▶ [DO THIS] Without including any pictures, write out the listing below exactly.

##### RECORDS SHOWN #####

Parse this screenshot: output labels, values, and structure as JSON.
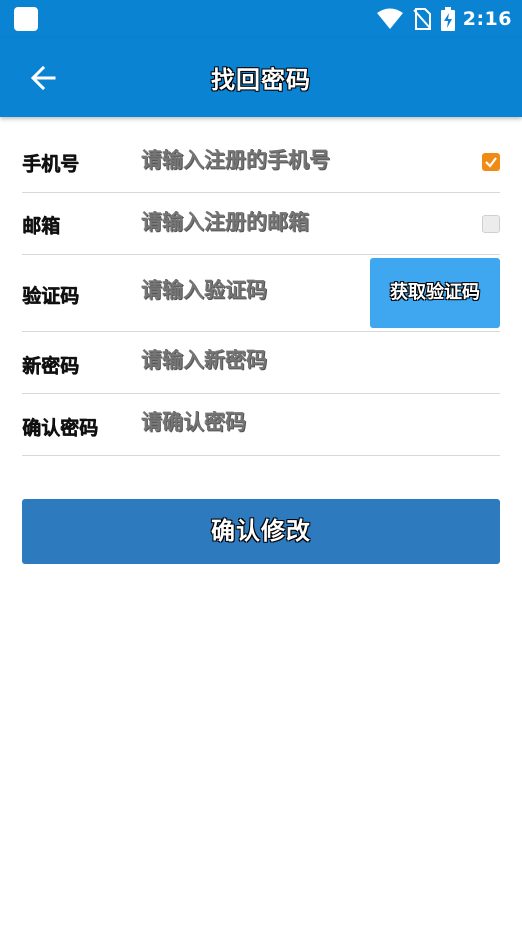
{
  "status_bar": {
    "time": "2:16",
    "icons": [
      "app-notification-icon",
      "wifi-icon",
      "no-sim-icon",
      "battery-charging-icon"
    ]
  },
  "app_bar": {
    "back_icon": "arrow-left-icon",
    "title": "找回密码"
  },
  "form": {
    "phone": {
      "label": "手机号",
      "placeholder": "请输入注册的手机号",
      "checked": true
    },
    "email": {
      "label": "邮箱",
      "placeholder": "请输入注册的邮箱",
      "checked": false
    },
    "code": {
      "label": "验证码",
      "placeholder": "请输入验证码",
      "button_label": "获取验证码"
    },
    "new_password": {
      "label": "新密码",
      "placeholder": "请输入新密码"
    },
    "confirm_password": {
      "label": "确认密码",
      "placeholder": "请确认密码"
    }
  },
  "submit_label": "确认修改",
  "colors": {
    "primary": "#0b83d3",
    "button": "#2d7bbe",
    "code_button": "#3ea7f0",
    "checkbox_checked": "#f08b16"
  }
}
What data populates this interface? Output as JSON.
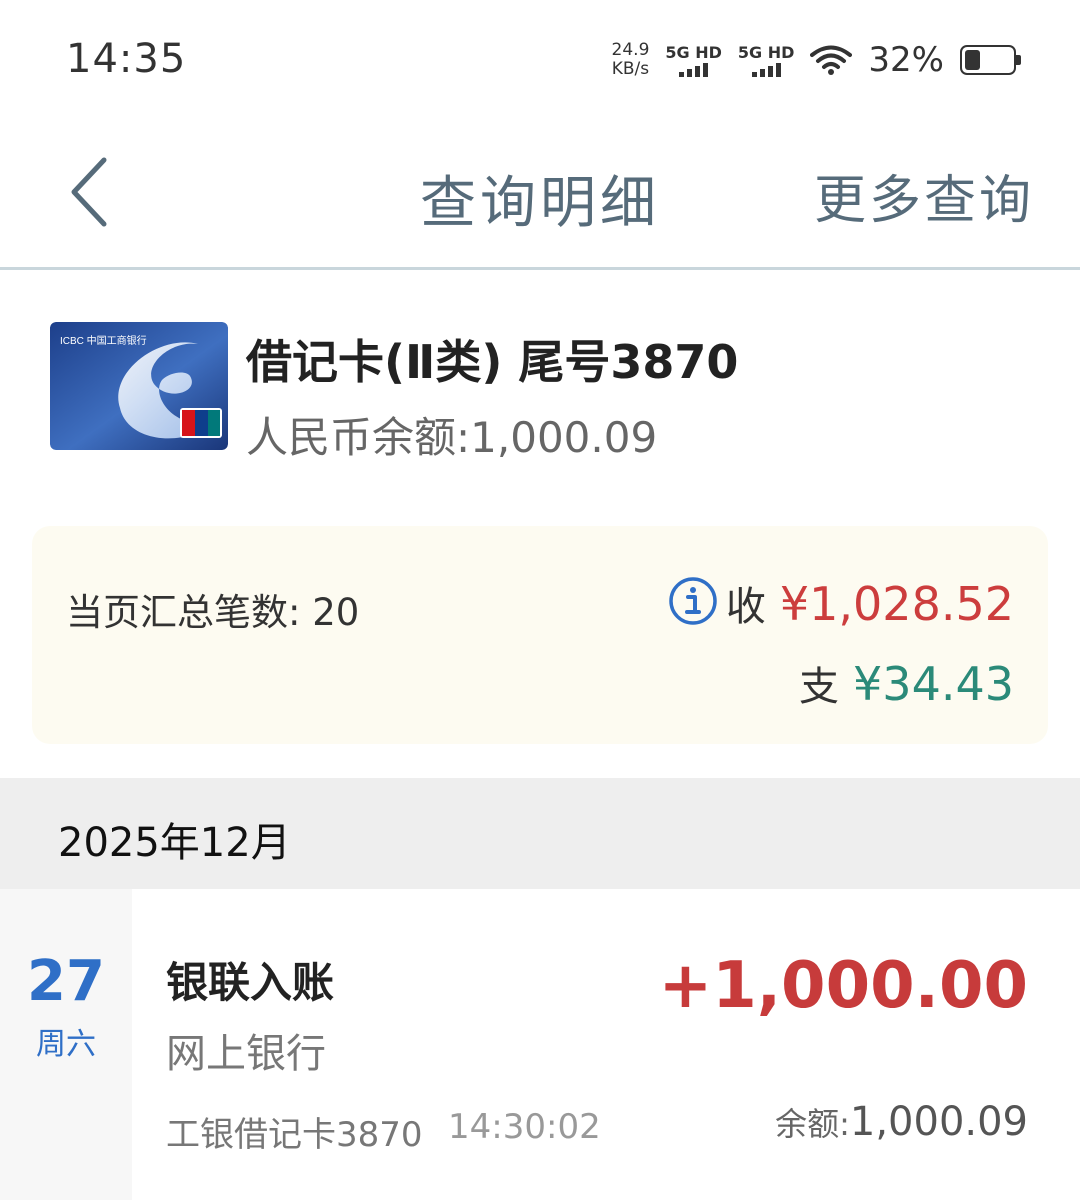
{
  "status_bar": {
    "time": "14:35",
    "net_speed_value": "24.9",
    "net_speed_unit": "KB/s",
    "sim1_label": "5G HD",
    "sim2_label": "5G HD",
    "battery_percent": "32%",
    "battery_level": 0.32
  },
  "header": {
    "title": "查询明细",
    "more_label": "更多查询",
    "back_icon": "chevron-left-icon"
  },
  "account": {
    "card_name": "借记卡(Ⅱ类) 尾号3870",
    "balance_text": "人民币余额:1,000.09",
    "card_image_text": "ICBC 中国工商银行"
  },
  "summary": {
    "count_text": "当页汇总笔数: 20",
    "income_label": "收",
    "income_amount": "¥1,028.52",
    "expense_label": "支",
    "expense_amount": "¥34.43",
    "colors": {
      "income": "#cc3d3d",
      "expense": "#2b8a79"
    }
  },
  "month": "2025年12月",
  "transactions": [
    {
      "day": "27",
      "weekday": "周六",
      "title": "银联入账",
      "channel": "网上银行",
      "card": "工银借记卡3870",
      "time": "14:30:02",
      "amount": "+1,000.00",
      "balance_label": "余额:",
      "balance_value": "1,000.09"
    }
  ]
}
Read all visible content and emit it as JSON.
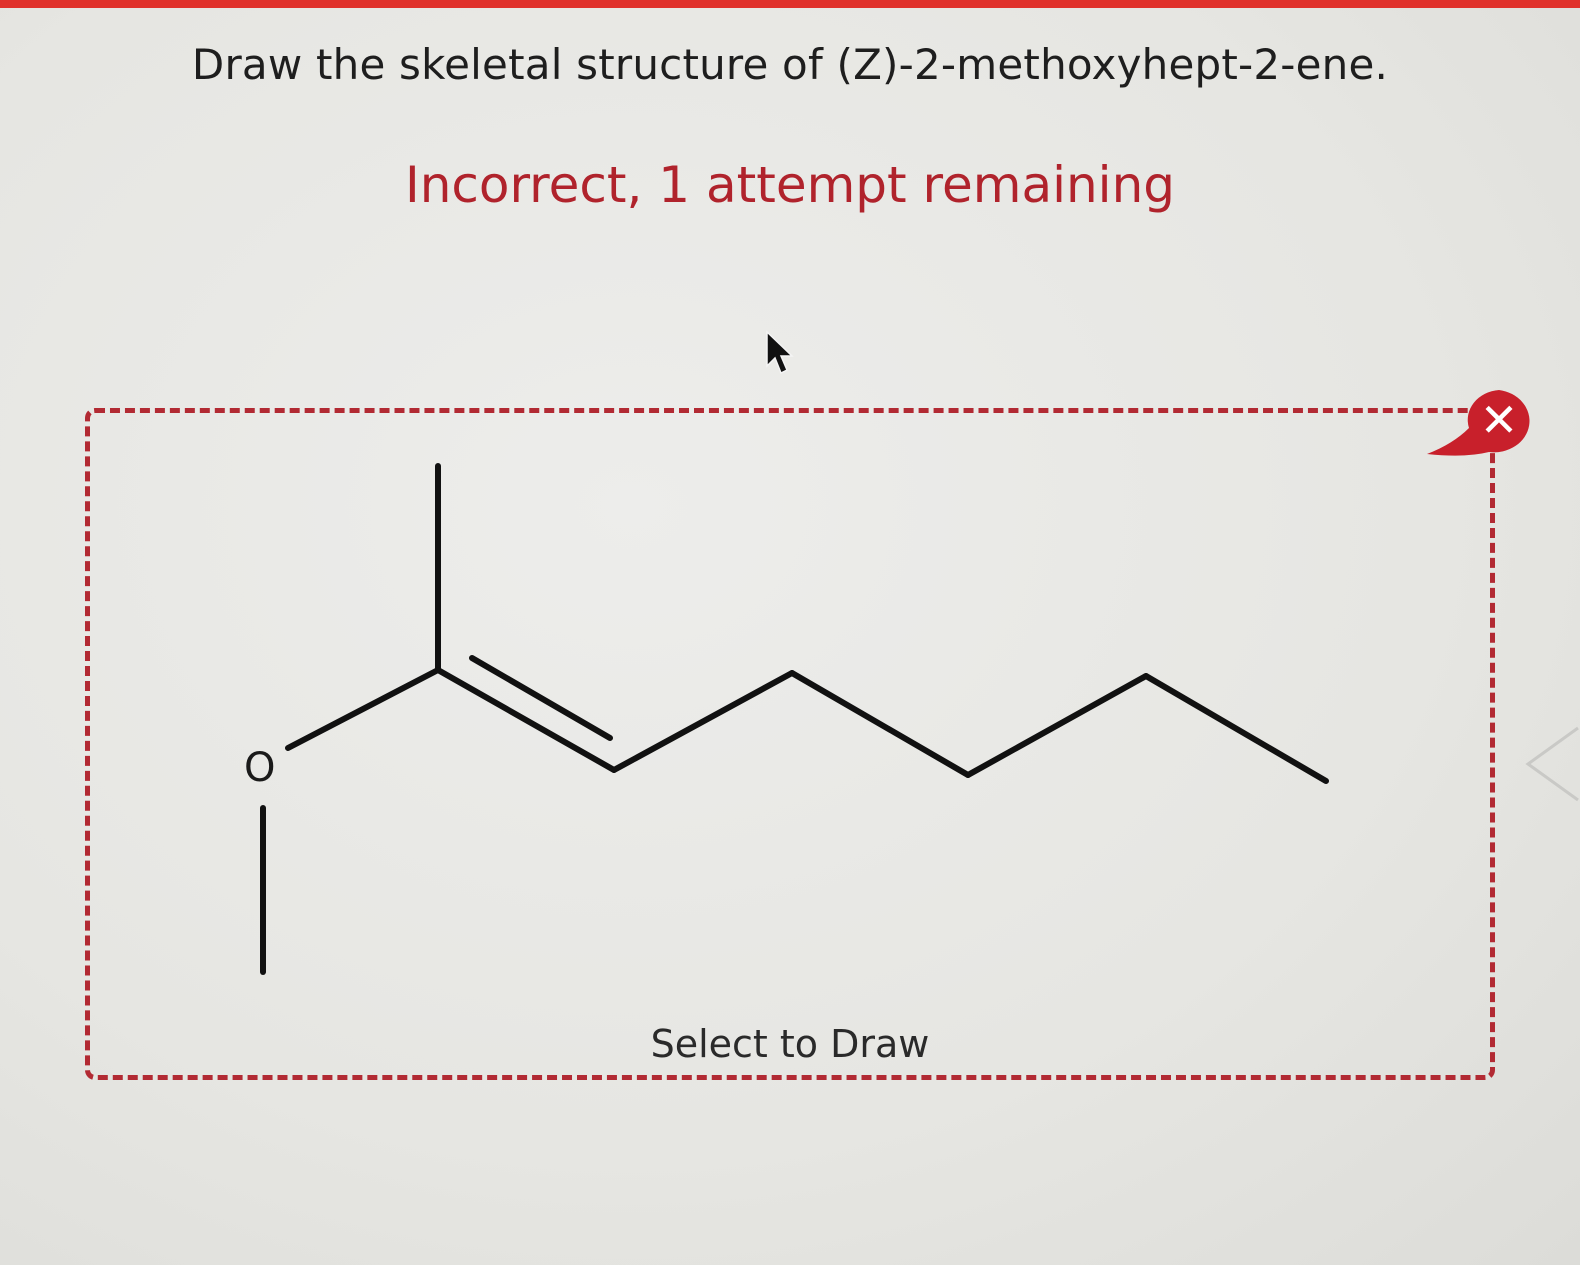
{
  "question": "Draw the skeletal structure of (Z)-2-methoxyhept-2-ene.",
  "feedback": "Incorrect, 1 attempt remaining",
  "structure": {
    "atom_label": "O"
  },
  "draw_area": {
    "prompt": "Select to Draw"
  },
  "error_badge": {
    "icon": "close-icon",
    "symbol": "✕"
  },
  "colors": {
    "accent": "#e0312b",
    "error_text": "#b0232c",
    "dashed_border": "#b22a33",
    "badge": "#c8202b"
  }
}
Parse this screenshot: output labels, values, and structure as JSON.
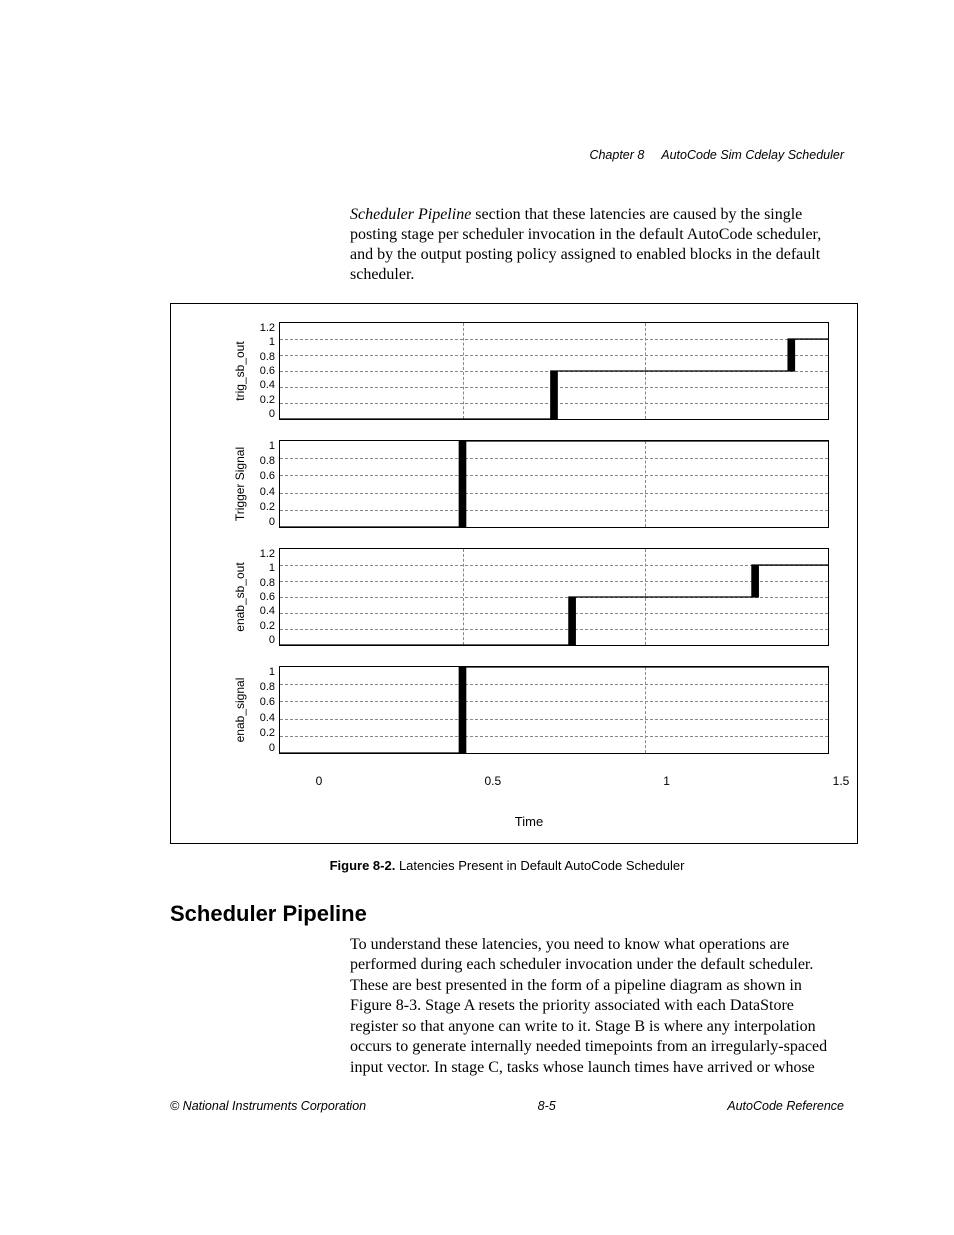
{
  "header": {
    "chapter": "Chapter 8",
    "title": "AutoCode Sim Cdelay Scheduler"
  },
  "intro": {
    "fragment_emph": "Scheduler Pipeline",
    "fragment_rest": " section that these latencies are caused by the single posting stage per scheduler invocation in the default AutoCode scheduler, and by the output posting policy assigned to enabled blocks in the default scheduler."
  },
  "figure": {
    "xlabel": "Time",
    "xticks": [
      "0",
      "0.5",
      "1",
      "1.5"
    ],
    "caption_strong": "Figure 8-2.",
    "caption_rest": "  Latencies Present in Default AutoCode Scheduler",
    "panels": [
      {
        "ylabel": "trig_sb_out",
        "yticks": [
          "1.2",
          "1",
          "0.8",
          "0.6",
          "0.4",
          "0.2",
          "0"
        ]
      },
      {
        "ylabel": "Trigger Signal",
        "yticks": [
          "1",
          "0.8",
          "0.6",
          "0.4",
          "0.2",
          "0"
        ]
      },
      {
        "ylabel": "enab_sb_out",
        "yticks": [
          "1.2",
          "1",
          "0.8",
          "0.6",
          "0.4",
          "0.2",
          "0"
        ]
      },
      {
        "ylabel": "enab_signal",
        "yticks": [
          "1",
          "0.8",
          "0.6",
          "0.4",
          "0.2",
          "0"
        ]
      }
    ]
  },
  "section": {
    "heading": "Scheduler Pipeline",
    "para": "To understand these latencies, you need to know what operations are performed during each scheduler invocation under the default scheduler. These are best presented in the form of a pipeline diagram as shown in Figure 8-3. Stage A resets the priority associated with each DataStore register so that anyone can write to it. Stage B is where any interpolation occurs to generate internally needed timepoints from an irregularly-spaced input vector. In stage C, tasks whose launch times have arrived or whose"
  },
  "footer": {
    "left": "© National Instruments Corporation",
    "center": "8-5",
    "right": "AutoCode Reference"
  },
  "chart_data": [
    {
      "type": "line",
      "title": "trig_sb_out",
      "xlabel": "Time",
      "ylabel": "trig_sb_out",
      "xlim": [
        0,
        1.5
      ],
      "ylim": [
        0,
        1.2
      ],
      "series": [
        {
          "name": "trig_sb_out",
          "x": [
            0,
            0.75,
            0.75,
            1.4,
            1.4,
            1.5
          ],
          "y": [
            0,
            0,
            0.6,
            0.6,
            1,
            1
          ]
        }
      ]
    },
    {
      "type": "line",
      "title": "Trigger Signal",
      "xlabel": "Time",
      "ylabel": "Trigger Signal",
      "xlim": [
        0,
        1.5
      ],
      "ylim": [
        0,
        1.0
      ],
      "series": [
        {
          "name": "Trigger Signal",
          "x": [
            0,
            0.5,
            0.5,
            1.5
          ],
          "y": [
            0,
            0,
            1,
            1
          ]
        }
      ]
    },
    {
      "type": "line",
      "title": "enab_sb_out",
      "xlabel": "Time",
      "ylabel": "enab_sb_out",
      "xlim": [
        0,
        1.5
      ],
      "ylim": [
        0,
        1.2
      ],
      "series": [
        {
          "name": "enab_sb_out",
          "x": [
            0,
            0.8,
            0.8,
            1.3,
            1.3,
            1.5
          ],
          "y": [
            0,
            0,
            0.6,
            0.6,
            1,
            1
          ]
        }
      ]
    },
    {
      "type": "line",
      "title": "enab_signal",
      "xlabel": "Time",
      "ylabel": "enab_signal",
      "xlim": [
        0,
        1.5
      ],
      "ylim": [
        0,
        1.0
      ],
      "series": [
        {
          "name": "enab_signal",
          "x": [
            0,
            0.5,
            0.5,
            1.5
          ],
          "y": [
            0,
            0,
            1,
            1
          ]
        }
      ]
    }
  ]
}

#####

▶ [RESULT FOR THIS EXERCISE]
Parse this screenshot: output labels, values, and structure as JSON.
{
  "status_bar": {
    "time": "2:16",
    "icons": [
      "app-notification-icon",
      "wifi-icon",
      "no-sim-icon",
      "battery-charging-icon"
    ]
  },
  "app_bar": {
    "back_icon": "arrow-left-icon",
    "title": "找回密码"
  },
  "form": {
    "phone": {
      "label": "手机号",
      "placeholder": "请输入注册的手机号",
      "checked": true
    },
    "email": {
      "label": "邮箱",
      "placeholder": "请输入注册的邮箱",
      "checked": false
    },
    "code": {
      "label": "验证码",
      "placeholder": "请输入验证码",
      "button_label": "获取验证码"
    },
    "new_password": {
      "label": "新密码",
      "placeholder": "请输入新密码"
    },
    "confirm_password": {
      "label": "确认密码",
      "placeholder": "请确认密码"
    }
  },
  "submit_label": "确认修改",
  "colors": {
    "primary": "#0b83d3",
    "button": "#2d7bbe",
    "code_button": "#3ea7f0",
    "checkbox_checked": "#f08b16"
  }
}
What data populates this interface? Output as JSON.
{
  "status_bar": {
    "time": "14:35",
    "net_speed_value": "24.9",
    "net_speed_unit": "KB/s",
    "sim1_label": "5G HD",
    "sim2_label": "5G HD",
    "battery_percent": "32%",
    "battery_level": 0.32
  },
  "header": {
    "title": "查询明细",
    "more_label": "更多查询",
    "back_icon": "chevron-left-icon"
  },
  "account": {
    "card_name": "借记卡(Ⅱ类) 尾号3870",
    "balance_text": "人民币余额:1,000.09",
    "card_image_text": "ICBC 中国工商银行"
  },
  "summary": {
    "count_text": "当页汇总笔数: 20",
    "income_label": "收",
    "income_amount": "¥1,028.52",
    "expense_label": "支",
    "expense_amount": "¥34.43",
    "colors": {
      "income": "#cc3d3d",
      "expense": "#2b8a79"
    }
  },
  "month": "2025年12月",
  "transactions": [
    {
      "day": "27",
      "weekday": "周六",
      "title": "银联入账",
      "channel": "网上银行",
      "card": "工银借记卡3870",
      "time": "14:30:02",
      "amount": "+1,000.00",
      "balance_label": "余额:",
      "balance_value": "1,000.09"
    }
  ]
}
Read all visible content and emit it as JSON.
{
  "question": "Draw the skeletal structure of (Z)-2-methoxyhept-2-ene.",
  "feedback": "Incorrect, 1 attempt remaining",
  "structure": {
    "atom_label": "O"
  },
  "draw_area": {
    "prompt": "Select to Draw"
  },
  "error_badge": {
    "icon": "close-icon",
    "symbol": "✕"
  },
  "colors": {
    "accent": "#e0312b",
    "error_text": "#b0232c",
    "dashed_border": "#b22a33",
    "badge": "#c8202b"
  }
}
Parse this screenshot: output labels, values, and structure as JSON.
{
  "header": {
    "chapter": "Chapter 8",
    "title": "AutoCode Sim Cdelay Scheduler"
  },
  "intro": {
    "fragment_emph": "Scheduler Pipeline",
    "fragment_rest": " section that these latencies are caused by the single posting stage per scheduler invocation in the default AutoCode scheduler, and by the output posting policy assigned to enabled blocks in the default scheduler."
  },
  "figure": {
    "xlabel": "Time",
    "xticks": [
      "0",
      "0.5",
      "1",
      "1.5"
    ],
    "caption_strong": "Figure 8-2.",
    "caption_rest": "  Latencies Present in Default AutoCode Scheduler",
    "panels": [
      {
        "ylabel": "trig_sb_out",
        "yticks": [
          "1.2",
          "1",
          "0.8",
          "0.6",
          "0.4",
          "0.2",
          "0"
        ]
      },
      {
        "ylabel": "Trigger Signal",
        "yticks": [
          "1",
          "0.8",
          "0.6",
          "0.4",
          "0.2",
          "0"
        ]
      },
      {
        "ylabel": "enab_sb_out",
        "yticks": [
          "1.2",
          "1",
          "0.8",
          "0.6",
          "0.4",
          "0.2",
          "0"
        ]
      },
      {
        "ylabel": "enab_signal",
        "yticks": [
          "1",
          "0.8",
          "0.6",
          "0.4",
          "0.2",
          "0"
        ]
      }
    ]
  },
  "section": {
    "heading": "Scheduler Pipeline",
    "para": "To understand these latencies, you need to know what operations are performed during each scheduler invocation under the default scheduler. These are best presented in the form of a pipeline diagram as shown in Figure 8-3. Stage A resets the priority associated with each DataStore register so that anyone can write to it. Stage B is where any interpolation occurs to generate internally needed timepoints from an irregularly-spaced input vector. In stage C, tasks whose launch times have arrived or whose"
  },
  "footer": {
    "left": "© National Instruments Corporation",
    "center": "8-5",
    "right": "AutoCode Reference"
  },
  "chart_data": [
    {
      "type": "line",
      "title": "trig_sb_out",
      "xlabel": "Time",
      "ylabel": "trig_sb_out",
      "xlim": [
        0,
        1.5
      ],
      "ylim": [
        0,
        1.2
      ],
      "series": [
        {
          "name": "trig_sb_out",
          "x": [
            0,
            0.75,
            0.75,
            1.4,
            1.4,
            1.5
          ],
          "y": [
            0,
            0,
            0.6,
            0.6,
            1,
            1
          ]
        }
      ]
    },
    {
      "type": "line",
      "title": "Trigger Signal",
      "xlabel": "Time",
      "ylabel": "Trigger Signal",
      "xlim": [
        0,
        1.5
      ],
      "ylim": [
        0,
        1.0
      ],
      "series": [
        {
          "name": "Trigger Signal",
          "x": [
            0,
            0.5,
            0.5,
            1.5
          ],
          "y": [
            0,
            0,
            1,
            1
          ]
        }
      ]
    },
    {
      "type": "line",
      "title": "enab_sb_out",
      "xlabel": "Time",
      "ylabel": "enab_sb_out",
      "xlim": [
        0,
        1.5
      ],
      "ylim": [
        0,
        1.2
      ],
      "series": [
        {
          "name": "enab_sb_out",
          "x": [
            0,
            0.8,
            0.8,
            1.3,
            1.3,
            1.5
          ],
          "y": [
            0,
            0,
            0.6,
            0.6,
            1,
            1
          ]
        }
      ]
    },
    {
      "type": "line",
      "title": "enab_signal",
      "xlabel": "Time",
      "ylabel": "enab_signal",
      "xlim": [
        0,
        1.5
      ],
      "ylim": [
        0,
        1.0
      ],
      "series": [
        {
          "name": "enab_signal",
          "x": [
            0,
            0.5,
            0.5,
            1.5
          ],
          "y": [
            0,
            0,
            1,
            1
          ]
        }
      ]
    }
  ]
}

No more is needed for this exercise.